--- Start of Record set ---

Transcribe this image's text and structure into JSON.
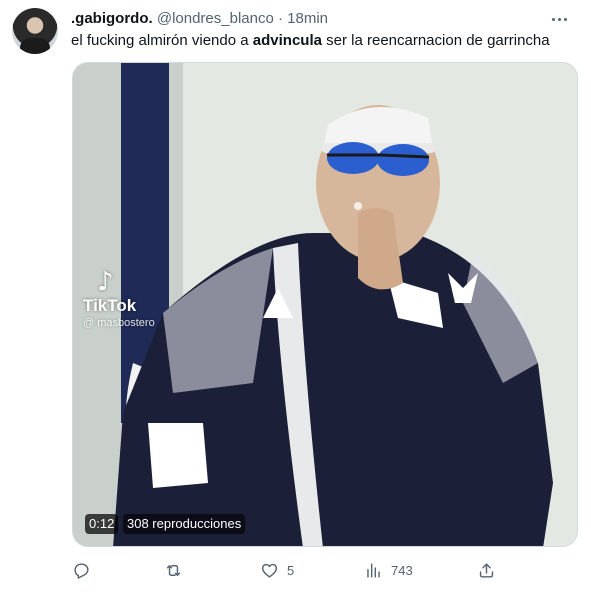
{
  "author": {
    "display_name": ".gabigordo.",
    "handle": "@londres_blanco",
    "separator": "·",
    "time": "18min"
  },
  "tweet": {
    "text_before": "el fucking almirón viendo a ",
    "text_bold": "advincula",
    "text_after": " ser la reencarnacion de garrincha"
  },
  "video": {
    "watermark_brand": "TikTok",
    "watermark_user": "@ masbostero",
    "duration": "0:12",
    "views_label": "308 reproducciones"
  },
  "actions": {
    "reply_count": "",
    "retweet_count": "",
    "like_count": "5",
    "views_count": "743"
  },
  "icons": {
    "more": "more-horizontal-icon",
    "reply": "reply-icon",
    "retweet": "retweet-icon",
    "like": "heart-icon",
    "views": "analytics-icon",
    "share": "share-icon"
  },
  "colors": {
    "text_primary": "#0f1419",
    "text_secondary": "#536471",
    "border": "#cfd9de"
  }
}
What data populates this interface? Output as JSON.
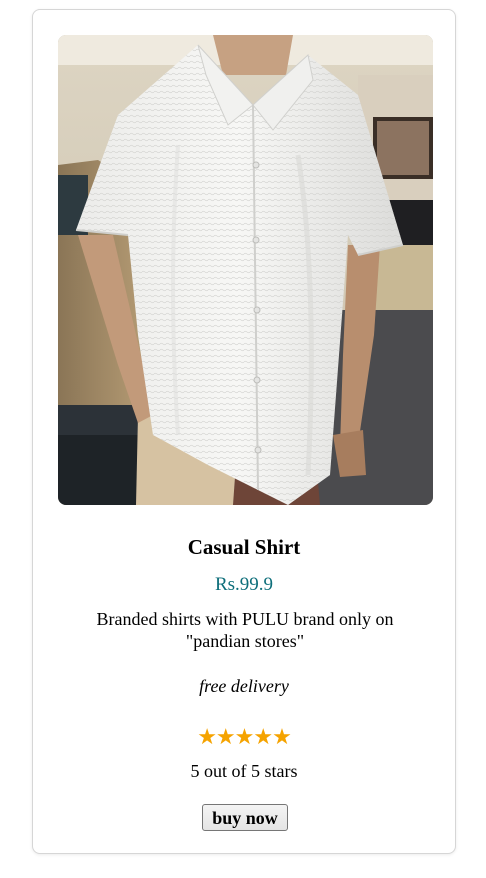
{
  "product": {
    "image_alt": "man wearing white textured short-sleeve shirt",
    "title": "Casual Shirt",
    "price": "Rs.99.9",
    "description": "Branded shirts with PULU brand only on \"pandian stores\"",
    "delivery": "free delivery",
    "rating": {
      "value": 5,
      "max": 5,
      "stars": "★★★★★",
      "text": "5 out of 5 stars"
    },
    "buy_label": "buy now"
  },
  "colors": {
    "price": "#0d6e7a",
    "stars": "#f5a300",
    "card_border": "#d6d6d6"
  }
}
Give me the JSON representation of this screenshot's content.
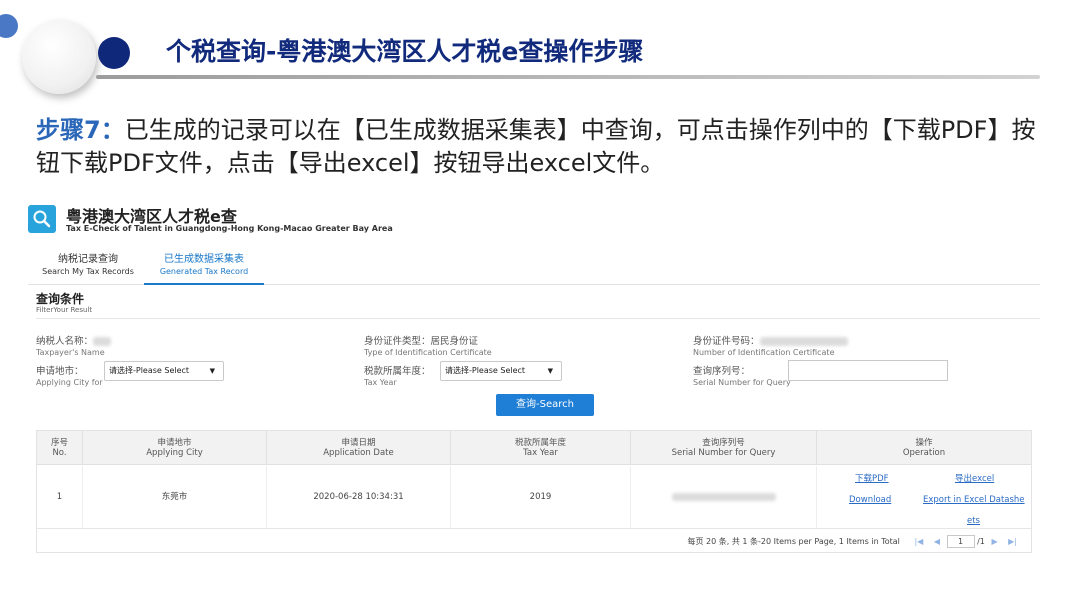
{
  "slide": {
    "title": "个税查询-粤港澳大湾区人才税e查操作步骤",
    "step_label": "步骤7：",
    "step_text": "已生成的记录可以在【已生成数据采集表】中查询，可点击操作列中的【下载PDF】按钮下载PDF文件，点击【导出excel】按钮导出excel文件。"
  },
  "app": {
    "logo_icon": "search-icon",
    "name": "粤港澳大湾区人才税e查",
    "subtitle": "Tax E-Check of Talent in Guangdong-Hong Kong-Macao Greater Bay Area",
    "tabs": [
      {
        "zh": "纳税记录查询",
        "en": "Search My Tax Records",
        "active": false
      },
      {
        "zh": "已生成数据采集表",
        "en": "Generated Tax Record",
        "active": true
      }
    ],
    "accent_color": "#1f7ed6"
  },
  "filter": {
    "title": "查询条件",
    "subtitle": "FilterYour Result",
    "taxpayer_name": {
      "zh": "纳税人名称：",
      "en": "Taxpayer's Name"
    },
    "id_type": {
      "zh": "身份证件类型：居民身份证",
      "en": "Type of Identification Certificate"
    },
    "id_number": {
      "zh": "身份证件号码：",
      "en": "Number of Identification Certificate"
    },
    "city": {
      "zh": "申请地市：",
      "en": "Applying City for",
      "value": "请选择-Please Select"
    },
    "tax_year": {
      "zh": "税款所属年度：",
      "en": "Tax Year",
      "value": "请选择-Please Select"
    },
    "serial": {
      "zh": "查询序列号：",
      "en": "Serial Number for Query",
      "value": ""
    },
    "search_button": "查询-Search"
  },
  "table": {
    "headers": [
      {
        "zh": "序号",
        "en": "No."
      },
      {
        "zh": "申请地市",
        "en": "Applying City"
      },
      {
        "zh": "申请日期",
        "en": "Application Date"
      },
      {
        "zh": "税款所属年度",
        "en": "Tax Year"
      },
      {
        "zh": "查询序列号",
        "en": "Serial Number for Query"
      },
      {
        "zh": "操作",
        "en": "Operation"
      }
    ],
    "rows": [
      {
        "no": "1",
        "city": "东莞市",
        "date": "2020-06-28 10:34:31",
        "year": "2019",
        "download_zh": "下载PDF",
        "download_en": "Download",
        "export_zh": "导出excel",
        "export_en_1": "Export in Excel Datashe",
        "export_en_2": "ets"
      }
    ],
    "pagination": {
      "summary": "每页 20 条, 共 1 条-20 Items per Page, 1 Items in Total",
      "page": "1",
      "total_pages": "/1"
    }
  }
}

--- End of Record set ---

▶ Your objective
Copy every entry word for word, but omit the pictures.

▶ Exercise answer
Transcribe this image's text and structure into JSON.
{
  "author": {
    "display_name": ".gabigordo.",
    "handle": "@londres_blanco",
    "separator": "·",
    "time": "18min"
  },
  "tweet": {
    "text_before": "el fucking almirón viendo a ",
    "text_bold": "advincula",
    "text_after": " ser la reencarnacion de garrincha"
  },
  "video": {
    "watermark_brand": "TikTok",
    "watermark_user": "@ masbostero",
    "duration": "0:12",
    "views_label": "308 reproducciones"
  },
  "actions": {
    "reply_count": "",
    "retweet_count": "",
    "like_count": "5",
    "views_count": "743"
  },
  "icons": {
    "more": "more-horizontal-icon",
    "reply": "reply-icon",
    "retweet": "retweet-icon",
    "like": "heart-icon",
    "views": "analytics-icon",
    "share": "share-icon"
  },
  "colors": {
    "text_primary": "#0f1419",
    "text_secondary": "#536471",
    "border": "#cfd9de"
  }
}
What data populates this interface? Output as JSON.
{
  "product": {
    "image_alt": "man wearing white textured short-sleeve shirt",
    "title": "Casual Shirt",
    "price": "Rs.99.9",
    "description": "Branded shirts with PULU brand only on \"pandian stores\"",
    "delivery": "free delivery",
    "rating": {
      "value": 5,
      "max": 5,
      "stars": "★★★★★",
      "text": "5 out of 5 stars"
    },
    "buy_label": "buy now"
  },
  "colors": {
    "price": "#0d6e7a",
    "stars": "#f5a300",
    "card_border": "#d6d6d6"
  }
}
Give me the JSON representation of this screenshot's content.
{
  "slide": {
    "title": "个税查询-粤港澳大湾区人才税e查操作步骤",
    "step_label": "步骤7：",
    "step_text": "已生成的记录可以在【已生成数据采集表】中查询，可点击操作列中的【下载PDF】按钮下载PDF文件，点击【导出excel】按钮导出excel文件。"
  },
  "app": {
    "logo_icon": "search-icon",
    "name": "粤港澳大湾区人才税e查",
    "subtitle": "Tax E-Check of Talent in Guangdong-Hong Kong-Macao Greater Bay Area",
    "tabs": [
      {
        "zh": "纳税记录查询",
        "en": "Search My Tax Records",
        "active": false
      },
      {
        "zh": "已生成数据采集表",
        "en": "Generated Tax Record",
        "active": true
      }
    ],
    "accent_color": "#1f7ed6"
  },
  "filter": {
    "title": "查询条件",
    "subtitle": "FilterYour Result",
    "taxpayer_name": {
      "zh": "纳税人名称：",
      "en": "Taxpayer's Name"
    },
    "id_type": {
      "zh": "身份证件类型：居民身份证",
      "en": "Type of Identification Certificate"
    },
    "id_number": {
      "zh": "身份证件号码：",
      "en": "Number of Identification Certificate"
    },
    "city": {
      "zh": "申请地市：",
      "en": "Applying City for",
      "value": "请选择-Please Select"
    },
    "tax_year": {
      "zh": "税款所属年度：",
      "en": "Tax Year",
      "value": "请选择-Please Select"
    },
    "serial": {
      "zh": "查询序列号：",
      "en": "Serial Number for Query",
      "value": ""
    },
    "search_button": "查询-Search"
  },
  "table": {
    "headers": [
      {
        "zh": "序号",
        "en": "No."
      },
      {
        "zh": "申请地市",
        "en": "Applying City"
      },
      {
        "zh": "申请日期",
        "en": "Application Date"
      },
      {
        "zh": "税款所属年度",
        "en": "Tax Year"
      },
      {
        "zh": "查询序列号",
        "en": "Serial Number for Query"
      },
      {
        "zh": "操作",
        "en": "Operation"
      }
    ],
    "rows": [
      {
        "no": "1",
        "city": "东莞市",
        "date": "2020-06-28 10:34:31",
        "year": "2019",
        "download_zh": "下载PDF",
        "download_en": "Download",
        "export_zh": "导出excel",
        "export_en_1": "Export in Excel Datashe",
        "export_en_2": "ets"
      }
    ],
    "pagination": {
      "summary": "每页 20 条, 共 1 条-20 Items per Page, 1 Items in Total",
      "page": "1",
      "total_pages": "/1"
    }
  }
}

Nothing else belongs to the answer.